- Given problem
Copy every line of the items below word for word, leaving nothing out.

(Recorded data)
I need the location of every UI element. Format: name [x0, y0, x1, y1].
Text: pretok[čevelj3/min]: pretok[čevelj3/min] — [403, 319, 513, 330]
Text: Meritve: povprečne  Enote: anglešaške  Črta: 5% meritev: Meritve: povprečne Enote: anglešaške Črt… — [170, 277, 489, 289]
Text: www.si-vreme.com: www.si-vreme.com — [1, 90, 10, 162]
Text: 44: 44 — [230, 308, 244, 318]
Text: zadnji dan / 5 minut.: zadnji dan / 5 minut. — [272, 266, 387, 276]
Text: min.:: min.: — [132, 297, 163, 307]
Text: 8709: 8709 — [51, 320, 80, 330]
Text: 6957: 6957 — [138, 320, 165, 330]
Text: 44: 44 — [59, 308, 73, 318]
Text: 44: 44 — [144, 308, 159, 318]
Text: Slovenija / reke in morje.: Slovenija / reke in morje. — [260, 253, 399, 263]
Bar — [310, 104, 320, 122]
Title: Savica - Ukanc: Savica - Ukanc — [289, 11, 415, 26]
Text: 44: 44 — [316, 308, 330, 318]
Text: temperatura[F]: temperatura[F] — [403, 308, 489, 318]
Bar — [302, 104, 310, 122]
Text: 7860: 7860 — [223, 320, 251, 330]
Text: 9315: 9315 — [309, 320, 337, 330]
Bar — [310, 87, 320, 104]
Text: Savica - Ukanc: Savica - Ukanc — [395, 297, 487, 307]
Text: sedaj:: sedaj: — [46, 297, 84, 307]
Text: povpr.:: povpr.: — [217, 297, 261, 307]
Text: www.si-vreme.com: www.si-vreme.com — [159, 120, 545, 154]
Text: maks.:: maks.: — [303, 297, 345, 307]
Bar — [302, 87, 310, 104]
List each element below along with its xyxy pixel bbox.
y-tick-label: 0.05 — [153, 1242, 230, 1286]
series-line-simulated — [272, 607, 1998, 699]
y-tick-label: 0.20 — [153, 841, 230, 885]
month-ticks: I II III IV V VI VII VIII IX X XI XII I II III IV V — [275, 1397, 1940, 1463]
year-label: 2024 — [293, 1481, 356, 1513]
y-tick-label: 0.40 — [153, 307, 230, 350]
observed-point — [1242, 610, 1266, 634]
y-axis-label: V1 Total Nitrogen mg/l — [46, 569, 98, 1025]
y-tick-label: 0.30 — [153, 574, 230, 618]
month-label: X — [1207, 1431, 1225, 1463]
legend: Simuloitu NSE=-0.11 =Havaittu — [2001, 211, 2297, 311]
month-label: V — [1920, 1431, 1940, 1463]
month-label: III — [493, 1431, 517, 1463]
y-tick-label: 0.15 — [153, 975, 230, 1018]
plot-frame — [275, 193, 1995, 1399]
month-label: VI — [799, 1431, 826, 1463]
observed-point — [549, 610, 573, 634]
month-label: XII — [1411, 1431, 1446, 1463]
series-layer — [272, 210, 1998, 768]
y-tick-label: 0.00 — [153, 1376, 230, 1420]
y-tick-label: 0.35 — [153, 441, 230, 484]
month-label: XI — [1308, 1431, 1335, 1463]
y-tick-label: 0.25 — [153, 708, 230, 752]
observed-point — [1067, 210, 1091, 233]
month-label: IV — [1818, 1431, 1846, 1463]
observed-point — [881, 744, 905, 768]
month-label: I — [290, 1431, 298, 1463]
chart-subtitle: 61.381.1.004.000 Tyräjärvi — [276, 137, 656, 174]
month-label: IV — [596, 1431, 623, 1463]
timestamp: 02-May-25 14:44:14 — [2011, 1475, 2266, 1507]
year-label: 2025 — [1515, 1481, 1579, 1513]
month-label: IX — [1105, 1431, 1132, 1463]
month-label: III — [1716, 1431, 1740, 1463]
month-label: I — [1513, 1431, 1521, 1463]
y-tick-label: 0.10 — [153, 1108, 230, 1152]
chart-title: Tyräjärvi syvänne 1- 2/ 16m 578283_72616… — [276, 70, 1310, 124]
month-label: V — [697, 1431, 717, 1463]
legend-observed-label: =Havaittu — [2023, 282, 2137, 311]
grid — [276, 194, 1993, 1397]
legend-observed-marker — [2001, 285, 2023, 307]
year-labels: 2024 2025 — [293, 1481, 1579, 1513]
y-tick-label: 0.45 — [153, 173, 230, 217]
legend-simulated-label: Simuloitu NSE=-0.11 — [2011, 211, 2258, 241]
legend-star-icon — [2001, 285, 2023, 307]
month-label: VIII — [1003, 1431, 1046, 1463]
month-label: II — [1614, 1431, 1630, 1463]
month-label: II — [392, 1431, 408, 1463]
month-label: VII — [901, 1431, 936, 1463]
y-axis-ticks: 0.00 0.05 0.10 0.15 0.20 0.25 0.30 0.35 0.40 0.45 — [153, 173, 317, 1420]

- Output below
I need the location of every UI element. Format: name [x0, y0, x1, y1].
Text: pretok[čevelj3/min]: pretok[čevelj3/min] — [403, 319, 513, 330]
Text: Meritve: povprečne  Enote: anglešaške  Črta: 5% meritev: Meritve: povprečne Enote: anglešaške Črt… — [170, 277, 489, 289]
Text: www.si-vreme.com: www.si-vreme.com — [1, 90, 10, 162]
Text: 44: 44 — [230, 308, 244, 318]
Text: zadnji dan / 5 minut.: zadnji dan / 5 minut. — [272, 266, 387, 276]
Text: min.:: min.: — [132, 297, 163, 307]
Text: 8709: 8709 — [51, 320, 80, 330]
Text: 6957: 6957 — [138, 320, 165, 330]
Text: 44: 44 — [59, 308, 73, 318]
Text: 44: 44 — [144, 308, 159, 318]
Text: Slovenija / reke in morje.: Slovenija / reke in morje. — [260, 253, 399, 263]
Bar — [310, 104, 320, 122]
Title: Savica - Ukanc: Savica - Ukanc — [289, 11, 415, 26]
Text: 44: 44 — [316, 308, 330, 318]
Text: temperatura[F]: temperatura[F] — [403, 308, 489, 318]
Bar — [302, 104, 310, 122]
Text: 7860: 7860 — [223, 320, 251, 330]
Text: 9315: 9315 — [309, 320, 337, 330]
Bar — [310, 87, 320, 104]
Text: Savica - Ukanc: Savica - Ukanc — [395, 297, 487, 307]
Text: sedaj:: sedaj: — [46, 297, 84, 307]
Text: povpr.:: povpr.: — [217, 297, 261, 307]
Text: www.si-vreme.com: www.si-vreme.com — [159, 120, 545, 154]
Text: maks.:: maks.: — [303, 297, 345, 307]
Bar — [302, 87, 310, 104]
List each element below along with its xyxy pixel bbox.
y-tick-label: 0.05 — [153, 1242, 230, 1286]
series-line-simulated — [272, 607, 1998, 699]
y-tick-label: 0.20 — [153, 841, 230, 885]
month-ticks: I II III IV V VI VII VIII IX X XI XII I II III IV V — [275, 1397, 1940, 1463]
year-label: 2024 — [293, 1481, 356, 1513]
y-tick-label: 0.40 — [153, 307, 230, 350]
observed-point — [1242, 610, 1266, 634]
y-axis-label: V1 Total Nitrogen mg/l — [46, 569, 98, 1025]
y-tick-label: 0.30 — [153, 574, 230, 618]
month-label: X — [1207, 1431, 1225, 1463]
legend: Simuloitu NSE=-0.11 =Havaittu — [2001, 211, 2297, 311]
month-label: V — [1920, 1431, 1940, 1463]
month-label: III — [493, 1431, 517, 1463]
y-tick-label: 0.15 — [153, 975, 230, 1018]
plot-frame — [275, 193, 1995, 1399]
month-label: VI — [799, 1431, 826, 1463]
observed-point — [549, 610, 573, 634]
month-label: XII — [1411, 1431, 1446, 1463]
series-layer — [272, 210, 1998, 768]
y-tick-label: 0.00 — [153, 1376, 230, 1420]
y-tick-label: 0.35 — [153, 441, 230, 484]
month-label: XI — [1308, 1431, 1335, 1463]
y-tick-label: 0.25 — [153, 708, 230, 752]
observed-point — [1067, 210, 1091, 233]
month-label: IV — [1818, 1431, 1846, 1463]
observed-point — [881, 744, 905, 768]
month-label: I — [290, 1431, 298, 1463]
chart-subtitle: 61.381.1.004.000 Tyräjärvi — [276, 137, 656, 174]
month-label: IV — [596, 1431, 623, 1463]
timestamp: 02-May-25 14:44:14 — [2011, 1475, 2266, 1507]
year-label: 2025 — [1515, 1481, 1579, 1513]
month-label: IX — [1105, 1431, 1132, 1463]
month-label: III — [1716, 1431, 1740, 1463]
month-label: I — [1513, 1431, 1521, 1463]
y-tick-label: 0.10 — [153, 1108, 230, 1152]
chart-title: Tyräjärvi syvänne 1- 2/ 16m 578283_72616… — [276, 70, 1310, 124]
month-label: V — [697, 1431, 717, 1463]
legend-observed-label: =Havaittu — [2023, 282, 2137, 311]
grid — [276, 194, 1993, 1397]
legend-observed-marker — [2001, 285, 2023, 307]
year-labels: 2024 2025 — [293, 1481, 1579, 1513]
y-tick-label: 0.45 — [153, 173, 230, 217]
legend-simulated-label: Simuloitu NSE=-0.11 — [2011, 211, 2258, 241]
legend-star-icon — [2001, 285, 2023, 307]
month-label: VIII — [1003, 1431, 1046, 1463]
month-label: II — [1614, 1431, 1630, 1463]
month-label: II — [392, 1431, 408, 1463]
month-label: VII — [901, 1431, 936, 1463]
y-axis-ticks: 0.00 0.05 0.10 0.15 0.20 0.25 0.30 0.35 0.40 0.45 — [153, 173, 317, 1420]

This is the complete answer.